▶ PROBLEM
Show every line containing "based" by copying it.

* begin DATA PROVIDED *

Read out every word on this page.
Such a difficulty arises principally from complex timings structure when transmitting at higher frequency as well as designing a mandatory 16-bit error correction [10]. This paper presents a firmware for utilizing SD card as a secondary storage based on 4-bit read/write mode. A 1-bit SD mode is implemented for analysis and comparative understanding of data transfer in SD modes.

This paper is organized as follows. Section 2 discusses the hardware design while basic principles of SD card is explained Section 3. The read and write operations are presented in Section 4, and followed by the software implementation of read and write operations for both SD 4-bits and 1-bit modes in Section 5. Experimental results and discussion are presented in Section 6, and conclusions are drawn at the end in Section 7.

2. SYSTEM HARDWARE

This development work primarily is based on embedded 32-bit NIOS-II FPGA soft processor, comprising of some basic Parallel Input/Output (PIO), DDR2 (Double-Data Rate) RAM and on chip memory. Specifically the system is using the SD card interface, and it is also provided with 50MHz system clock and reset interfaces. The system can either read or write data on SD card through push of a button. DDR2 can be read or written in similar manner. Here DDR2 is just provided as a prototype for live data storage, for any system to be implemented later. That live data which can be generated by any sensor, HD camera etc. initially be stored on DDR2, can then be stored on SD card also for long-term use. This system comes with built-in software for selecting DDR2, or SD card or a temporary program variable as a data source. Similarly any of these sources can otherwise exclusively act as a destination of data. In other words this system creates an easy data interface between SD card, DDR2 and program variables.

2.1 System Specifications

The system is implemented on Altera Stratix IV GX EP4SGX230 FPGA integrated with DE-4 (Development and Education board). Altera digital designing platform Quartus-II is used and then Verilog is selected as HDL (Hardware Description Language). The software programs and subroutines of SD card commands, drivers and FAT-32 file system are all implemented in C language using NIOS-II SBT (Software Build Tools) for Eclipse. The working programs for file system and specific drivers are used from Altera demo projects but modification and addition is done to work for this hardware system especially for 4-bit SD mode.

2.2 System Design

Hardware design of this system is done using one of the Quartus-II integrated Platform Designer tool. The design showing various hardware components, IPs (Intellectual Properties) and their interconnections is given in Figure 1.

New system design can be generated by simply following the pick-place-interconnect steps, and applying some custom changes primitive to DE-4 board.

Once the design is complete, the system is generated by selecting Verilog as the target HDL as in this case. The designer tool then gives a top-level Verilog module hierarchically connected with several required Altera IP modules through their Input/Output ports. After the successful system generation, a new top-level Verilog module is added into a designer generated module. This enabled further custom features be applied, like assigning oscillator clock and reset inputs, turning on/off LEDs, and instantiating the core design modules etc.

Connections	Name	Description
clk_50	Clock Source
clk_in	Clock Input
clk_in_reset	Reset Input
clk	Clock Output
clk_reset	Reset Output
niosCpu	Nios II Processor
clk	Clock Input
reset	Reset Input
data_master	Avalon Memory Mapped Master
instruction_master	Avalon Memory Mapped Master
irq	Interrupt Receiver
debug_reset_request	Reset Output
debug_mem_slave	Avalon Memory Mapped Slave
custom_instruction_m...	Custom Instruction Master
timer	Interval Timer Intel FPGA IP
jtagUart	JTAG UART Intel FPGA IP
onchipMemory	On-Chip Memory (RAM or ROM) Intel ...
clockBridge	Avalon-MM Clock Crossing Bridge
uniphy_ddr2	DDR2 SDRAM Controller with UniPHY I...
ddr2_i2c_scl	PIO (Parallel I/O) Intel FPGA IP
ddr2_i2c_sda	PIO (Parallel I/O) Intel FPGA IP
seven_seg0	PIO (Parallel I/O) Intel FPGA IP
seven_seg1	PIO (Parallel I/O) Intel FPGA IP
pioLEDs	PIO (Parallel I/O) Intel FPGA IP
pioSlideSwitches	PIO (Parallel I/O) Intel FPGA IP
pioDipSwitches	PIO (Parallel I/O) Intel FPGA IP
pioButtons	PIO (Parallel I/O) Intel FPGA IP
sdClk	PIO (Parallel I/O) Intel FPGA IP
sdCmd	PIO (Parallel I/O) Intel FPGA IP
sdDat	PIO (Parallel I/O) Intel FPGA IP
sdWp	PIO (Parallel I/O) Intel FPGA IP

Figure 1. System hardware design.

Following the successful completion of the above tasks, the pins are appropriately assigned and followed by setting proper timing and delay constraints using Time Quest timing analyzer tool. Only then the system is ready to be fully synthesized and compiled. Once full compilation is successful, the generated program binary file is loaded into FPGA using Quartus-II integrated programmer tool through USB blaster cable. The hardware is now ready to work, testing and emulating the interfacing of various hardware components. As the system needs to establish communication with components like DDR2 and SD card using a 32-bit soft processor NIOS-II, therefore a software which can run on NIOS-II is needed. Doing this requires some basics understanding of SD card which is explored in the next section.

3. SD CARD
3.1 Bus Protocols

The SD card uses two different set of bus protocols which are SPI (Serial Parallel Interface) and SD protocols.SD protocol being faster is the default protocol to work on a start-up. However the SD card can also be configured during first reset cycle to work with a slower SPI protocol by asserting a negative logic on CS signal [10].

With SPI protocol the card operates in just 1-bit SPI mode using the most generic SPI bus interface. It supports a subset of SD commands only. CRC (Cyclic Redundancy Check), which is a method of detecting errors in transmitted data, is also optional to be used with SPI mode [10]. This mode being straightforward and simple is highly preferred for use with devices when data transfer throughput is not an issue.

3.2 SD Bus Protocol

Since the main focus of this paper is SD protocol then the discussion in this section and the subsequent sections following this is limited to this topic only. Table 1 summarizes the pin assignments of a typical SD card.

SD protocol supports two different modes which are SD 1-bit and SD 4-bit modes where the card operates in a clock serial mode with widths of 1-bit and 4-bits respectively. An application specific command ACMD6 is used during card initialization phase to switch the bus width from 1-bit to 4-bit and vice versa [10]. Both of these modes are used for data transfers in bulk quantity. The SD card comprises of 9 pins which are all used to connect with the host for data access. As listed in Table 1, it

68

* end DATA PROVIDED *
* begin DATA PROVIDED *

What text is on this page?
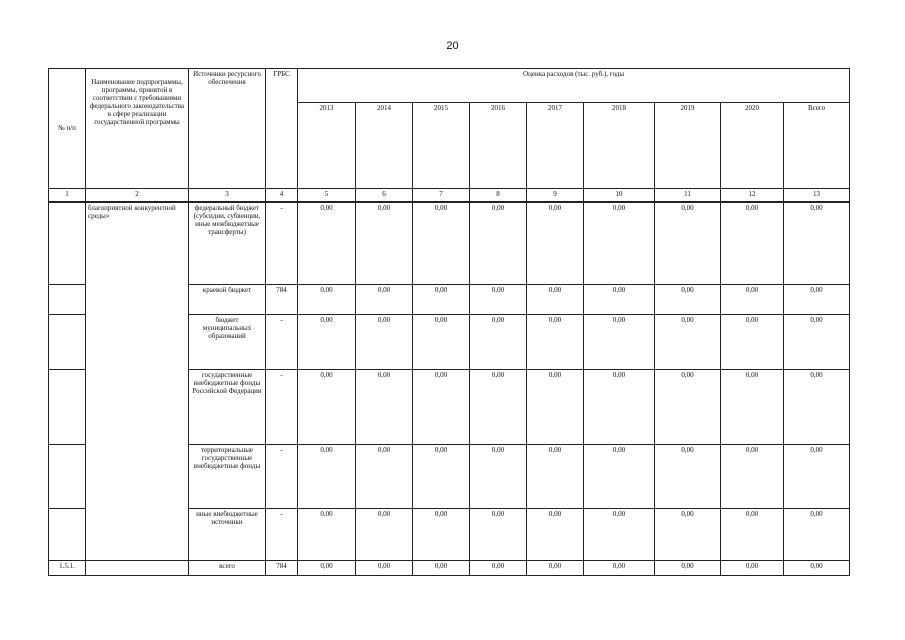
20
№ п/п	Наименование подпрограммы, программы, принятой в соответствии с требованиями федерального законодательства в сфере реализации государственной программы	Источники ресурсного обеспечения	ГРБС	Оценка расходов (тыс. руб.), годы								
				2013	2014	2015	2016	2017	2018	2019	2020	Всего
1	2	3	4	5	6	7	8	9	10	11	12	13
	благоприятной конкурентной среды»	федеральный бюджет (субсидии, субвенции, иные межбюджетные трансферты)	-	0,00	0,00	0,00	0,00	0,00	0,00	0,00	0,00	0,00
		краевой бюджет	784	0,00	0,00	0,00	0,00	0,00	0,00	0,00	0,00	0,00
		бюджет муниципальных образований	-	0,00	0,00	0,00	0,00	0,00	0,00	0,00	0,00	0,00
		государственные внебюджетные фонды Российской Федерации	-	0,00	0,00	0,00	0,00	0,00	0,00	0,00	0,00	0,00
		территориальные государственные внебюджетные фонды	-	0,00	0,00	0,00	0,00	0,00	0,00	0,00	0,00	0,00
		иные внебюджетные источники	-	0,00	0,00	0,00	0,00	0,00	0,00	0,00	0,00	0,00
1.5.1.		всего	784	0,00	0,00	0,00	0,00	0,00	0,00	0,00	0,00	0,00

* end DATA PROVIDED *

▶ RESPONSE TO THIS TASK
Such a difficulty arises principally from complex timings structure when transmitting at higher frequency as well as designing a mandatory 16-bit error correction [10]. This paper presents a firmware for utilizing SD card as a secondary storage based on 4-bit read/write mode. A 1-bit SD mode is implemented for analysis and comparative understanding of data transfer in SD modes.
This development work primarily is based on embedded 32-bit NIOS-II FPGA soft processor, comprising of some basic Parallel Input/Output (PIO), DDR2 (Double-Data Rate) RAM and on chip memory. Specifically the system is using the SD card interface, and it is also provided with 50MHz system clock and reset interfaces. The system can either read or write data on SD card through push of a button. DDR2 can be read or written in similar manner. Here DDR2 is just provided as a prototype for live data storage, for any system to be implemented later. That live data which can be generated by any sensor, HD camera etc. initially be stored on DDR2, can then be stored on SD card also for long-term use. This system comes with built-in software for selecting DDR2, or SD card or a temporary program variable as a data source. Similarly any of these sources can otherwise exclusively act as a destination of data. In other words this system creates an easy data interface between SD card, DDR2 and program variables.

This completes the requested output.